Selected extract
Association of ERCC family mutations with prognosis and immune checkpoint inhibitors response in multiple cancers.

The proteins encoded by the excision repair cross-complementing (ERCC) family are pivotal in DNA damage repair and maintaining genome stability. However, the precise role of the ERCC family in tumor prognosis and the effectiveness of immune checkpoint inhibitors (ICI) therapy remain uncertain. This study aimed to explore the connection between ERCC mutations and prognosis as well as the response to ICI. We observed that patients with ERCC mutations exhibited enhanced progression-free survival (PFS) and overall survival (OS) in two independent pan-cancer cohorts. Furthermore, this mutant subgroup showed higher tumor mutation burden (TMB) compared to the wild-type subgroup. Notably, ERCC mutations were associated with better OS (HR 0.54, 95% CI 0.42-0.70; P < 0.001) in pan-cancer patients who underwent ICI therapy (N = 1661). These findings were validated in a separate cohort, where patients in the ERCC mutant subgroup demonstrated improved clinical outcomes (HR 0.56, 95% CI 0.37-0.84; P = 0.03) and higher response rates (51.9% vs. 26.8%) than the wild-type subgroup. Further analysis revealed that patients with ERCC mutations displayed elevated tumor neoantigen burden (TNB) levels and increased infiltration of immune-response cells. Our study suggests that ERCC mutations are linked to enhanced immunogenicity and improved ICI efficacy, thus potentially serving as a biomarker for ICI therapy.

Data excerpts

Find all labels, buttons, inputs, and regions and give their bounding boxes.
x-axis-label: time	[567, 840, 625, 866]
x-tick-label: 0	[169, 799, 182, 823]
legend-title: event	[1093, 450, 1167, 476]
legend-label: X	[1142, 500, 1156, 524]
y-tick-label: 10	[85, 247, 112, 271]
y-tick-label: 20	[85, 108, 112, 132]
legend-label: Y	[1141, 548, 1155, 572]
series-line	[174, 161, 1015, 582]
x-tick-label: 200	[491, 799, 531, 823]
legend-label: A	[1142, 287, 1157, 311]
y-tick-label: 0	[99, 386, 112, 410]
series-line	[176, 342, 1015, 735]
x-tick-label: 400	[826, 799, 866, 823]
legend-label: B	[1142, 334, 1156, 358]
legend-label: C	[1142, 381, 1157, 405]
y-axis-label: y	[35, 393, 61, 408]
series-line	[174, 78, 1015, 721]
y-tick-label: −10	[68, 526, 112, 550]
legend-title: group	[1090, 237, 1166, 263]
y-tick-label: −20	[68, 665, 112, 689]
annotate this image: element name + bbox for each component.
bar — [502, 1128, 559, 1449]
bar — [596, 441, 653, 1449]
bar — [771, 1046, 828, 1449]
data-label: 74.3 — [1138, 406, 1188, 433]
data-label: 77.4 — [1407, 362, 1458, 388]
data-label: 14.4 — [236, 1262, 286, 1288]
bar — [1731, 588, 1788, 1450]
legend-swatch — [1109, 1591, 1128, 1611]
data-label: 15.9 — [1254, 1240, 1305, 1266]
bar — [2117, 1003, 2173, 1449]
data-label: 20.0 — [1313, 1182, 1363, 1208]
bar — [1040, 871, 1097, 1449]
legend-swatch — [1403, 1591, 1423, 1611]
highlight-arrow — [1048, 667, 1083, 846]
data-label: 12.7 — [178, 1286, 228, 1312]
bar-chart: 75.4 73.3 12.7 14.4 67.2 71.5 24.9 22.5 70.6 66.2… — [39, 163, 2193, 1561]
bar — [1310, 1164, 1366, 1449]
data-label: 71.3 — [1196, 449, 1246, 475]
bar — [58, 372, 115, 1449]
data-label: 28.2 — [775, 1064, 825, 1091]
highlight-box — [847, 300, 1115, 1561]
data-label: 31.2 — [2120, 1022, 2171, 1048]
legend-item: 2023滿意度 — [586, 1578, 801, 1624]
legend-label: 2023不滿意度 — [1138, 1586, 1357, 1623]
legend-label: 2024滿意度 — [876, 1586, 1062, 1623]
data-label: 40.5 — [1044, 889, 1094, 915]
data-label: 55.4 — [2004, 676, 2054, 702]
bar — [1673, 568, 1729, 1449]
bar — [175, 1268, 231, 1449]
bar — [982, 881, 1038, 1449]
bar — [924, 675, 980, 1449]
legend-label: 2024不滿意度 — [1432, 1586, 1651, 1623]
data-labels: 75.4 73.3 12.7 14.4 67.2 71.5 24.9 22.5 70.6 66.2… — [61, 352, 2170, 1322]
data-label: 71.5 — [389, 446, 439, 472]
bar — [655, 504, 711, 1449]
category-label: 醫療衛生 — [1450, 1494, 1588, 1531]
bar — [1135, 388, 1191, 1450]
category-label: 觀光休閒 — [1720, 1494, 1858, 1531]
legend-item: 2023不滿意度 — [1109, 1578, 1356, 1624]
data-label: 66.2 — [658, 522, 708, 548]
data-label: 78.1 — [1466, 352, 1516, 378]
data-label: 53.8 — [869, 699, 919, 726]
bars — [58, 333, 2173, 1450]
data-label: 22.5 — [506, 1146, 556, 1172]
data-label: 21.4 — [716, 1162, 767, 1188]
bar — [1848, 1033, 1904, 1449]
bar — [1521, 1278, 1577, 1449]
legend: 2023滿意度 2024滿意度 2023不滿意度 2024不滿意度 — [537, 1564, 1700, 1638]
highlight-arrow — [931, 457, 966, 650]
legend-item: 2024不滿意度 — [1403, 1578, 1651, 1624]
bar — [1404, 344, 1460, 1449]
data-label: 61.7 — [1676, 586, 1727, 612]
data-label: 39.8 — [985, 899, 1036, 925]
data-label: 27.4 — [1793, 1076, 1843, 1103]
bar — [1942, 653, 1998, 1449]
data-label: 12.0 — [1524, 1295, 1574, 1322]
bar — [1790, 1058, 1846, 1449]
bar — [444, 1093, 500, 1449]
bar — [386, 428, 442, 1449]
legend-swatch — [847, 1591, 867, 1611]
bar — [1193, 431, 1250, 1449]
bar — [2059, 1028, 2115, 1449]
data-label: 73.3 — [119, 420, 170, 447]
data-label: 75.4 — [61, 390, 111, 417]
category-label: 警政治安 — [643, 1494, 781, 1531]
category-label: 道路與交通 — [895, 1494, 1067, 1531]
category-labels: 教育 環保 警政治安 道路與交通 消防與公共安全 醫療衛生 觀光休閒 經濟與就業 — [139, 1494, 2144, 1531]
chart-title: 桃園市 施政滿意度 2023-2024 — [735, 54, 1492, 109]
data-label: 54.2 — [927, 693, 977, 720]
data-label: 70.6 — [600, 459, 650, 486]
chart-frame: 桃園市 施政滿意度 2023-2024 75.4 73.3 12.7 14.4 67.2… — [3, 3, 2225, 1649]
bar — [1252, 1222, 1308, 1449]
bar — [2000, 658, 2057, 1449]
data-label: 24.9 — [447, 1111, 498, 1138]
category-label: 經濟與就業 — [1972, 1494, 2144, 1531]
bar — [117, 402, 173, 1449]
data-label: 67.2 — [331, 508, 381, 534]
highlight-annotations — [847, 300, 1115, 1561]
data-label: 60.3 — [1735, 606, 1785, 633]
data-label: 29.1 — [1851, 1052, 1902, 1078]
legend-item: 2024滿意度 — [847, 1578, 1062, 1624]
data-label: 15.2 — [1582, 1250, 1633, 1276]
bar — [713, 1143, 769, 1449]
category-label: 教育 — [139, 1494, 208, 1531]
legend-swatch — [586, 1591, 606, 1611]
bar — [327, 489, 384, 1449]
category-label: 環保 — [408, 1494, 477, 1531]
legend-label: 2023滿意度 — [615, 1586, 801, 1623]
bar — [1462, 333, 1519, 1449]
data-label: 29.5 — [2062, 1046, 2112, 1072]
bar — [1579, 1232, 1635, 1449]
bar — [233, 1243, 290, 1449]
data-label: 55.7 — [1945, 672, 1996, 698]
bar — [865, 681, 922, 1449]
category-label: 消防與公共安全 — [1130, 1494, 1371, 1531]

Exercise aim
In the abstract on ERCC mutations, what response rates did the mutant and wild-type subgroups show in the separate cohort?

Result of the exercise
51.9% for the ERCC mutant subgroup versus 26.8% for the wild-type subgroup.